What is asked: Every entry that follows needs to be repeated exactly.
* BEGIN Given data *
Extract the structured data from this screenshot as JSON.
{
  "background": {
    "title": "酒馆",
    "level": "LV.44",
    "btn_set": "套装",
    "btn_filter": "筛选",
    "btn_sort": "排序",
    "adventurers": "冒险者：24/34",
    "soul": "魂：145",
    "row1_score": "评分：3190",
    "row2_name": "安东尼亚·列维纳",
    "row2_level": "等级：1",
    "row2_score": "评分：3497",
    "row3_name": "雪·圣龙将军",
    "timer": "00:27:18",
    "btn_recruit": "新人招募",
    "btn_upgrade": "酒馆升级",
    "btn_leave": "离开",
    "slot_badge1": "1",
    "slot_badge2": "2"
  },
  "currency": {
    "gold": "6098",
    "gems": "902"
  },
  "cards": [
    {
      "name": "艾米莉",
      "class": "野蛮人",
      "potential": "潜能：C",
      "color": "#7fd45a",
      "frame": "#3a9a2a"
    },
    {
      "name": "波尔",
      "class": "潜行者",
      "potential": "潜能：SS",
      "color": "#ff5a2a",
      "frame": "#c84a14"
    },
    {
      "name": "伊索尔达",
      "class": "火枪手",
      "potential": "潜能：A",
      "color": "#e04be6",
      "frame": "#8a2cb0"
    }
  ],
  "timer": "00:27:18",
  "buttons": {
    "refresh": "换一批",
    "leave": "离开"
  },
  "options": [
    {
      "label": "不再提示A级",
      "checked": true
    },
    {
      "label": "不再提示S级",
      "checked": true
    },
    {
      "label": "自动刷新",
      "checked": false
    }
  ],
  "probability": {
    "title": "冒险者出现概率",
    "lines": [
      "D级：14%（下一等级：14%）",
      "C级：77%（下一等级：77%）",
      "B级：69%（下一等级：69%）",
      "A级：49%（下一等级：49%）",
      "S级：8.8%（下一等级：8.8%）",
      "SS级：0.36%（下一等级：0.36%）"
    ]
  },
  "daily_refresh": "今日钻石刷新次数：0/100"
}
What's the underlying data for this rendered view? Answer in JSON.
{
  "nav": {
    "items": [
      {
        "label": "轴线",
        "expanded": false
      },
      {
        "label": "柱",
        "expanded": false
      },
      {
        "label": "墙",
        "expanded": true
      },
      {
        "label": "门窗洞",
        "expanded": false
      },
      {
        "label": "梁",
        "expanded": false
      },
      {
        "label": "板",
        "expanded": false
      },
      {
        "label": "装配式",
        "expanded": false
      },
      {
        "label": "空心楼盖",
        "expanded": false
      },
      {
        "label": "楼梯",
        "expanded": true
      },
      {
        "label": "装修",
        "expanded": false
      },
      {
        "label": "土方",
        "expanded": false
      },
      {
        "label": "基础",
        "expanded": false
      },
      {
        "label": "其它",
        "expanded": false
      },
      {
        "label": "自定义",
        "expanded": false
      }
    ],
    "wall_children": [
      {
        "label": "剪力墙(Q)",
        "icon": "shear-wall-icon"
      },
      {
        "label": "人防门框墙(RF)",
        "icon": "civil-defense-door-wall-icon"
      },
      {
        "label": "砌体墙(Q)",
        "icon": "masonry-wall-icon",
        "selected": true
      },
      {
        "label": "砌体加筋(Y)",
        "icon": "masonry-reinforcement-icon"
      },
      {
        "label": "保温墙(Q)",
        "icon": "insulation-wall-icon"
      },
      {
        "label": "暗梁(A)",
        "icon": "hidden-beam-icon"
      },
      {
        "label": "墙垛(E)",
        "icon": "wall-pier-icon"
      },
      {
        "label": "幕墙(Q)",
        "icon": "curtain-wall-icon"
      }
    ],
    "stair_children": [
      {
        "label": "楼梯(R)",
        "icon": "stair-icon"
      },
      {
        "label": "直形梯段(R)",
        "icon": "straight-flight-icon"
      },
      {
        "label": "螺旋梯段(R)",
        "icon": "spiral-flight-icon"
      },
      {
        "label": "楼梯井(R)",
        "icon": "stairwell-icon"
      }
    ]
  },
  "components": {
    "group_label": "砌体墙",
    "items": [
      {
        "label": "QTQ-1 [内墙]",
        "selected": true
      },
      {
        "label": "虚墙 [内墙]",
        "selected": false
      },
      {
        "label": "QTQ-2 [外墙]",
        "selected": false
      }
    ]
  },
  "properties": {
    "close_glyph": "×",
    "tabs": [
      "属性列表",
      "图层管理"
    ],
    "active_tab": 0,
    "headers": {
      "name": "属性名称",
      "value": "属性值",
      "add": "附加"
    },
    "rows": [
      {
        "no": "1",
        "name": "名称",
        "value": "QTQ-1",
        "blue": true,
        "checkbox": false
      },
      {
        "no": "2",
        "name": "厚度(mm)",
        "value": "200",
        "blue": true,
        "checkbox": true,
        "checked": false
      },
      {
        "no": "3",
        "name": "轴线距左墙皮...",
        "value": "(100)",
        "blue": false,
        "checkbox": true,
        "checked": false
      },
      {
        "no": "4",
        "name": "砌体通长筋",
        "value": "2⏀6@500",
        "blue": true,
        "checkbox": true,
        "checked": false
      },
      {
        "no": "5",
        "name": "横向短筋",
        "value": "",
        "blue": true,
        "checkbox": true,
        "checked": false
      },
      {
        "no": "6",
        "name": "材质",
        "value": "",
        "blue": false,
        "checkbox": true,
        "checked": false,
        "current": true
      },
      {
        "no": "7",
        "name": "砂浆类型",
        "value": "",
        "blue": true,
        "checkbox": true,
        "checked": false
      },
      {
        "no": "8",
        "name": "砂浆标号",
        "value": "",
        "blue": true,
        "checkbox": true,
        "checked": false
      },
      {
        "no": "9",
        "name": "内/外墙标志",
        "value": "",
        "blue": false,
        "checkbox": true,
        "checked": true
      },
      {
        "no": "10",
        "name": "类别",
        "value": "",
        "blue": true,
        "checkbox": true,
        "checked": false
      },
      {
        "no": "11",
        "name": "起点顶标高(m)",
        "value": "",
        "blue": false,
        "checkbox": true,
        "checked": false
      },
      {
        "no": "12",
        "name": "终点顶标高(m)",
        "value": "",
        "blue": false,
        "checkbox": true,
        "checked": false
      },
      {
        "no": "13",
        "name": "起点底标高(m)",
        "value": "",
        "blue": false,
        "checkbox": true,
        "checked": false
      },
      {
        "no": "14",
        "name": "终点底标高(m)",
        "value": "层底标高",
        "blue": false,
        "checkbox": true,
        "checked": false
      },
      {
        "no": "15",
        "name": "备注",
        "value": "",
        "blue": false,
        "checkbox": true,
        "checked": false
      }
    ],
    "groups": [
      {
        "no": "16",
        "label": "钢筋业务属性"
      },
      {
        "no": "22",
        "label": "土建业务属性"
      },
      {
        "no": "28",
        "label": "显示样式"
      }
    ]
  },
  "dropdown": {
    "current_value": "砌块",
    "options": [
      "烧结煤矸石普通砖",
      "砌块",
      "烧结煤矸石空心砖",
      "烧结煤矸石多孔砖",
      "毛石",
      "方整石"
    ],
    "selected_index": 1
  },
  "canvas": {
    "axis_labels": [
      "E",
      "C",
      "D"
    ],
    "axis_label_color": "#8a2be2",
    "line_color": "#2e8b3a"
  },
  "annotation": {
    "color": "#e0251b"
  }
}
* END Given data *
Solution to the exercise:
Extract the structured data from this screenshot as JSON.
{
  "background": {
    "title": "酒馆",
    "level": "LV.44",
    "btn_set": "套装",
    "btn_filter": "筛选",
    "btn_sort": "排序",
    "adventurers": "冒险者：24/34",
    "soul": "魂：145",
    "row1_score": "评分：3190",
    "row2_name": "安东尼亚·列维纳",
    "row2_level": "等级：1",
    "row2_score": "评分：3497",
    "row3_name": "雪·圣龙将军",
    "timer": "00:27:18",
    "btn_recruit": "新人招募",
    "btn_upgrade": "酒馆升级",
    "btn_leave": "离开",
    "slot_badge1": "1",
    "slot_badge2": "2"
  },
  "currency": {
    "gold": "6098",
    "gems": "902"
  },
  "cards": [
    {
      "name": "艾米莉",
      "class": "野蛮人",
      "potential": "潜能：C",
      "color": "#7fd45a",
      "frame": "#3a9a2a"
    },
    {
      "name": "波尔",
      "class": "潜行者",
      "potential": "潜能：SS",
      "color": "#ff5a2a",
      "frame": "#c84a14"
    },
    {
      "name": "伊索尔达",
      "class": "火枪手",
      "potential": "潜能：A",
      "color": "#e04be6",
      "frame": "#8a2cb0"
    }
  ],
  "timer": "00:27:18",
  "buttons": {
    "refresh": "换一批",
    "leave": "离开"
  },
  "options": [
    {
      "label": "不再提示A级",
      "checked": true
    },
    {
      "label": "不再提示S级",
      "checked": true
    },
    {
      "label": "自动刷新",
      "checked": false
    }
  ],
  "probability": {
    "title": "冒险者出现概率",
    "lines": [
      "D级：14%（下一等级：14%）",
      "C级：77%（下一等级：77%）",
      "B级：69%（下一等级：69%）",
      "A级：49%（下一等级：49%）",
      "S级：8.8%（下一等级：8.8%）",
      "SS级：0.36%（下一等级：0.36%）"
    ]
  },
  "daily_refresh": "今日钻石刷新次数：0/100"
}
What's the underlying data for this rendered view? Answer in JSON.
{
  "nav": {
    "items": [
      {
        "label": "轴线",
        "expanded": false
      },
      {
        "label": "柱",
        "expanded": false
      },
      {
        "label": "墙",
        "expanded": true
      },
      {
        "label": "门窗洞",
        "expanded": false
      },
      {
        "label": "梁",
        "expanded": false
      },
      {
        "label": "板",
        "expanded": false
      },
      {
        "label": "装配式",
        "expanded": false
      },
      {
        "label": "空心楼盖",
        "expanded": false
      },
      {
        "label": "楼梯",
        "expanded": true
      },
      {
        "label": "装修",
        "expanded": false
      },
      {
        "label": "土方",
        "expanded": false
      },
      {
        "label": "基础",
        "expanded": false
      },
      {
        "label": "其它",
        "expanded": false
      },
      {
        "label": "自定义",
        "expanded": false
      }
    ],
    "wall_children": [
      {
        "label": "剪力墙(Q)",
        "icon": "shear-wall-icon"
      },
      {
        "label": "人防门框墙(RF)",
        "icon": "civil-defense-door-wall-icon"
      },
      {
        "label": "砌体墙(Q)",
        "icon": "masonry-wall-icon",
        "selected": true
      },
      {
        "label": "砌体加筋(Y)",
        "icon": "masonry-reinforcement-icon"
      },
      {
        "label": "保温墙(Q)",
        "icon": "insulation-wall-icon"
      },
      {
        "label": "暗梁(A)",
        "icon": "hidden-beam-icon"
      },
      {
        "label": "墙垛(E)",
        "icon": "wall-pier-icon"
      },
      {
        "label": "幕墙(Q)",
        "icon": "curtain-wall-icon"
      }
    ],
    "stair_children": [
      {
        "label": "楼梯(R)",
        "icon": "stair-icon"
      },
      {
        "label": "直形梯段(R)",
        "icon": "straight-flight-icon"
      },
      {
        "label": "螺旋梯段(R)",
        "icon": "spiral-flight-icon"
      },
      {
        "label": "楼梯井(R)",
        "icon": "stairwell-icon"
      }
    ]
  },
  "components": {
    "group_label": "砌体墙",
    "items": [
      {
        "label": "QTQ-1 [内墙]",
        "selected": true
      },
      {
        "label": "虚墙 [内墙]",
        "selected": false
      },
      {
        "label": "QTQ-2 [外墙]",
        "selected": false
      }
    ]
  },
  "properties": {
    "close_glyph": "×",
    "tabs": [
      "属性列表",
      "图层管理"
    ],
    "active_tab": 0,
    "headers": {
      "name": "属性名称",
      "value": "属性值",
      "add": "附加"
    },
    "rows": [
      {
        "no": "1",
        "name": "名称",
        "value": "QTQ-1",
        "blue": true,
        "checkbox": false
      },
      {
        "no": "2",
        "name": "厚度(mm)",
        "value": "200",
        "blue": true,
        "checkbox": true,
        "checked": false
      },
      {
        "no": "3",
        "name": "轴线距左墙皮...",
        "value": "(100)",
        "blue": false,
        "checkbox": true,
        "checked": false
      },
      {
        "no": "4",
        "name": "砌体通长筋",
        "value": "2⏀6@500",
        "blue": true,
        "checkbox": true,
        "checked": false
      },
      {
        "no": "5",
        "name": "横向短筋",
        "value": "",
        "blue": true,
        "checkbox": true,
        "checked": false
      },
      {
        "no": "6",
        "name": "材质",
        "value": "",
        "blue": false,
        "checkbox": true,
        "checked": false,
        "current": true
      },
      {
        "no": "7",
        "name": "砂浆类型",
        "value": "",
        "blue": true,
        "checkbox": true,
        "checked": false
      },
      {
        "no": "8",
        "name": "砂浆标号",
        "value": "",
        "blue": true,
        "checkbox": true,
        "checked": false
      },
      {
        "no": "9",
        "name": "内/外墙标志",
        "value": "",
        "blue": false,
        "checkbox": true,
        "checked": true
      },
      {
        "no": "10",
        "name": "类别",
        "value": "",
        "blue": true,
        "checkbox": true,
        "checked": false
      },
      {
        "no": "11",
        "name": "起点顶标高(m)",
        "value": "",
        "blue": false,
        "checkbox": true,
        "checked": false
      },
      {
        "no": "12",
        "name": "终点顶标高(m)",
        "value": "",
        "blue": false,
        "checkbox": true,
        "checked": false
      },
      {
        "no": "13",
        "name": "起点底标高(m)",
        "value": "",
        "blue": false,
        "checkbox": true,
        "checked": false
      },
      {
        "no": "14",
        "name": "终点底标高(m)",
        "value": "层底标高",
        "blue": false,
        "checkbox": true,
        "checked": false
      },
      {
        "no": "15",
        "name": "备注",
        "value": "",
        "blue": false,
        "checkbox": true,
        "checked": false
      }
    ],
    "groups": [
      {
        "no": "16",
        "label": "钢筋业务属性"
      },
      {
        "no": "22",
        "label": "土建业务属性"
      },
      {
        "no": "28",
        "label": "显示样式"
      }
    ]
  },
  "dropdown": {
    "current_value": "砌块",
    "options": [
      "烧结煤矸石普通砖",
      "砌块",
      "烧结煤矸石空心砖",
      "烧结煤矸石多孔砖",
      "毛石",
      "方整石"
    ],
    "selected_index": 1
  },
  "canvas": {
    "axis_labels": [
      "E",
      "C",
      "D"
    ],
    "axis_label_color": "#8a2be2",
    "line_color": "#2e8b3a"
  },
  "annotation": {
    "color": "#e0251b"
  }
}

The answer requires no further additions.